Work instructions: Give the data below again exactly as it stands. Omit the pictures.

Data items
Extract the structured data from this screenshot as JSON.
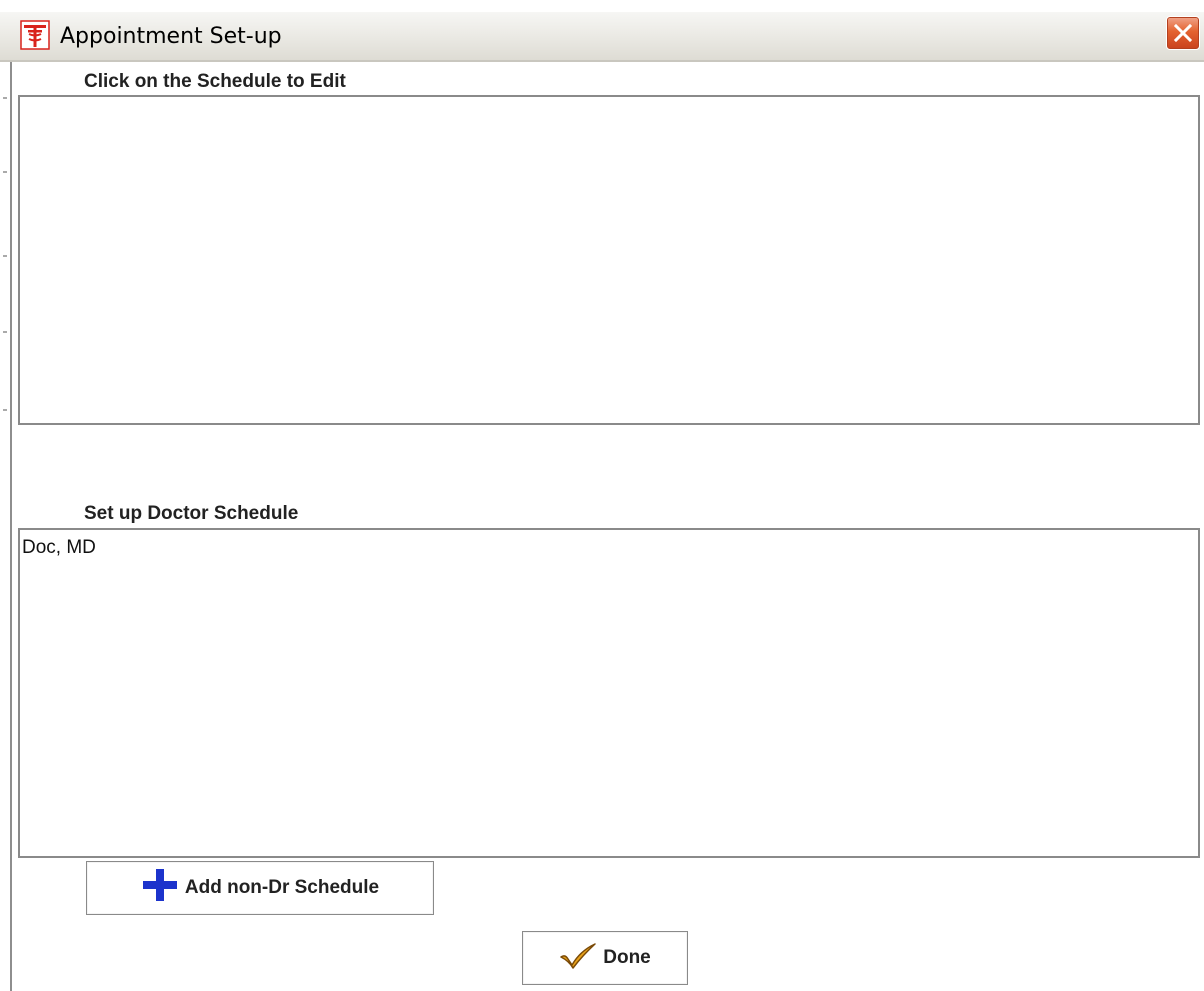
{
  "window": {
    "title": "Appointment Set-up",
    "icons": {
      "app": "caduceus-logo-icon",
      "close": "close-icon"
    },
    "colors": {
      "close_button": "#e4622f",
      "app_icon": "#d9231c"
    }
  },
  "schedules_section": {
    "label": "Click on the Schedule to Edit",
    "items": []
  },
  "doctor_section": {
    "label": "Set up Doctor Schedule",
    "items": [
      "Doc, MD"
    ]
  },
  "buttons": {
    "add_non_dr": {
      "label": "Add non-Dr Schedule",
      "icon": "plus-icon",
      "icon_color": "#1c33cc"
    },
    "done": {
      "label": "Done",
      "icon": "checkmark-icon",
      "icon_color": "#e8a21a"
    }
  }
}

Exercise response:
Extract the structured data from this screenshot as JSON.
{
  "window": {
    "title": "Appointment Set-up",
    "icons": {
      "app": "caduceus-logo-icon",
      "close": "close-icon"
    },
    "colors": {
      "close_button": "#e4622f",
      "app_icon": "#d9231c"
    }
  },
  "schedules_section": {
    "label": "Click on the Schedule to Edit",
    "items": []
  },
  "doctor_section": {
    "label": "Set up Doctor Schedule",
    "items": [
      "Doc, MD"
    ]
  },
  "buttons": {
    "add_non_dr": {
      "label": "Add non-Dr Schedule",
      "icon": "plus-icon",
      "icon_color": "#1c33cc"
    },
    "done": {
      "label": "Done",
      "icon": "checkmark-icon",
      "icon_color": "#e8a21a"
    }
  }
}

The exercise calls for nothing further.